-- start Information provided --

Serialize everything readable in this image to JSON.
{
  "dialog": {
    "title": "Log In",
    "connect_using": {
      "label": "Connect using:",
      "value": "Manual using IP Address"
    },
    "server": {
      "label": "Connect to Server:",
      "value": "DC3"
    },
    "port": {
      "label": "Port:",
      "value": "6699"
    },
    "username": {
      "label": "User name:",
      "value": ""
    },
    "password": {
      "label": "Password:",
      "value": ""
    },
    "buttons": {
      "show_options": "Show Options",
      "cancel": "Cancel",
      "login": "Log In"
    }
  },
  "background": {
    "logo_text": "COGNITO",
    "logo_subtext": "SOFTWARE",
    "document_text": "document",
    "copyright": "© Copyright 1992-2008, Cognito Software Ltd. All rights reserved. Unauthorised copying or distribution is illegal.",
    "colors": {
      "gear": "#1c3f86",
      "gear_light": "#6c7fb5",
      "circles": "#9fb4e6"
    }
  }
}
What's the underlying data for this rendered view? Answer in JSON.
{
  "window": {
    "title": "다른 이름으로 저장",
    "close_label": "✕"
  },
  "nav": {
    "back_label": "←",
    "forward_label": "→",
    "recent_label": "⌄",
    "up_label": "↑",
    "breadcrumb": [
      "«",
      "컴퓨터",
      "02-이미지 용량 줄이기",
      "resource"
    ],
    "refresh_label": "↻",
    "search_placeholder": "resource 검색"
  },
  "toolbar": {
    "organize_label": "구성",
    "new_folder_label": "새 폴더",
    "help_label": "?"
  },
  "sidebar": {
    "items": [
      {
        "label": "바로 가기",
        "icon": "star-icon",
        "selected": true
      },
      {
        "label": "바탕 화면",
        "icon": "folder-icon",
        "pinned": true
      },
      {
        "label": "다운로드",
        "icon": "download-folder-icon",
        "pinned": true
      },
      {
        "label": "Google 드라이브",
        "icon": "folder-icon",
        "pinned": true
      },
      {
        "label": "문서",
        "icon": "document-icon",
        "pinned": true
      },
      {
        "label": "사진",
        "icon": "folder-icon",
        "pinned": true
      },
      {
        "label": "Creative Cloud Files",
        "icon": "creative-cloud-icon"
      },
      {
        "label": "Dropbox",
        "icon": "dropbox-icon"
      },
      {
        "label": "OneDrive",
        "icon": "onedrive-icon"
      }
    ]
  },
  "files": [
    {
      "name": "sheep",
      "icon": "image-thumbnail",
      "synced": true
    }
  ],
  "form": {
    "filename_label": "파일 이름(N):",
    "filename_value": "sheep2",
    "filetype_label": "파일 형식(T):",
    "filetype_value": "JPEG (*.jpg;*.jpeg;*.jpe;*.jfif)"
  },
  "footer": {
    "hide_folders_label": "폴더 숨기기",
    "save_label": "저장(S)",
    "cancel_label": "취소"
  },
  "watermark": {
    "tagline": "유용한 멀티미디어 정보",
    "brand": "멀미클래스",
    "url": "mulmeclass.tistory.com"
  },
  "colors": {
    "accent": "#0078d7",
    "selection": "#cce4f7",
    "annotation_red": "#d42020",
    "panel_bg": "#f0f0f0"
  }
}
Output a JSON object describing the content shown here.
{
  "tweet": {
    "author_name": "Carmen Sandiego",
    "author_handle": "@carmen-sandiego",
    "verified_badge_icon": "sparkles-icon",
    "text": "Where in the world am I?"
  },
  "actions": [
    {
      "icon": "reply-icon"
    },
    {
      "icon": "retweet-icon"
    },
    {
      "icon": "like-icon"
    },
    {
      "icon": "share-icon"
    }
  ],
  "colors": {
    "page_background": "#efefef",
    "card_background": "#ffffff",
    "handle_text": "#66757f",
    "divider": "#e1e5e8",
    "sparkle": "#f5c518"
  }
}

-- end Information provided --

* **Aim**: Copy out each line above, character for character.

* **Written response**:
Serialize everything readable in this image to JSON.
{
  "dialog": {
    "title": "Log In",
    "connect_using": {
      "label": "Connect using:",
      "value": "Manual using IP Address"
    },
    "server": {
      "label": "Connect to Server:",
      "value": "DC3"
    },
    "port": {
      "label": "Port:",
      "value": "6699"
    },
    "username": {
      "label": "User name:",
      "value": ""
    },
    "password": {
      "label": "Password:",
      "value": ""
    },
    "buttons": {
      "show_options": "Show Options",
      "cancel": "Cancel",
      "login": "Log In"
    }
  },
  "background": {
    "logo_text": "COGNITO",
    "logo_subtext": "SOFTWARE",
    "document_text": "document",
    "copyright": "© Copyright 1992-2008, Cognito Software Ltd. All rights reserved. Unauthorised copying or distribution is illegal.",
    "colors": {
      "gear": "#1c3f86",
      "gear_light": "#6c7fb5",
      "circles": "#9fb4e6"
    }
  }
}
What's the underlying data for this rendered view? Answer in JSON.
{
  "window": {
    "title": "다른 이름으로 저장",
    "close_label": "✕"
  },
  "nav": {
    "back_label": "←",
    "forward_label": "→",
    "recent_label": "⌄",
    "up_label": "↑",
    "breadcrumb": [
      "«",
      "컴퓨터",
      "02-이미지 용량 줄이기",
      "resource"
    ],
    "refresh_label": "↻",
    "search_placeholder": "resource 검색"
  },
  "toolbar": {
    "organize_label": "구성",
    "new_folder_label": "새 폴더",
    "help_label": "?"
  },
  "sidebar": {
    "items": [
      {
        "label": "바로 가기",
        "icon": "star-icon",
        "selected": true
      },
      {
        "label": "바탕 화면",
        "icon": "folder-icon",
        "pinned": true
      },
      {
        "label": "다운로드",
        "icon": "download-folder-icon",
        "pinned": true
      },
      {
        "label": "Google 드라이브",
        "icon": "folder-icon",
        "pinned": true
      },
      {
        "label": "문서",
        "icon": "document-icon",
        "pinned": true
      },
      {
        "label": "사진",
        "icon": "folder-icon",
        "pinned": true
      },
      {
        "label": "Creative Cloud Files",
        "icon": "creative-cloud-icon"
      },
      {
        "label": "Dropbox",
        "icon": "dropbox-icon"
      },
      {
        "label": "OneDrive",
        "icon": "onedrive-icon"
      }
    ]
  },
  "files": [
    {
      "name": "sheep",
      "icon": "image-thumbnail",
      "synced": true
    }
  ],
  "form": {
    "filename_label": "파일 이름(N):",
    "filename_value": "sheep2",
    "filetype_label": "파일 형식(T):",
    "filetype_value": "JPEG (*.jpg;*.jpeg;*.jpe;*.jfif)"
  },
  "footer": {
    "hide_folders_label": "폴더 숨기기",
    "save_label": "저장(S)",
    "cancel_label": "취소"
  },
  "watermark": {
    "tagline": "유용한 멀티미디어 정보",
    "brand": "멀미클래스",
    "url": "mulmeclass.tistory.com"
  },
  "colors": {
    "accent": "#0078d7",
    "selection": "#cce4f7",
    "annotation_red": "#d42020",
    "panel_bg": "#f0f0f0"
  }
}
Output a JSON object describing the content shown here.
{
  "tweet": {
    "author_name": "Carmen Sandiego",
    "author_handle": "@carmen-sandiego",
    "verified_badge_icon": "sparkles-icon",
    "text": "Where in the world am I?"
  },
  "actions": [
    {
      "icon": "reply-icon"
    },
    {
      "icon": "retweet-icon"
    },
    {
      "icon": "like-icon"
    },
    {
      "icon": "share-icon"
    }
  ],
  "colors": {
    "page_background": "#efefef",
    "card_background": "#ffffff",
    "handle_text": "#66757f",
    "divider": "#e1e5e8",
    "sparkle": "#f5c518"
  }
}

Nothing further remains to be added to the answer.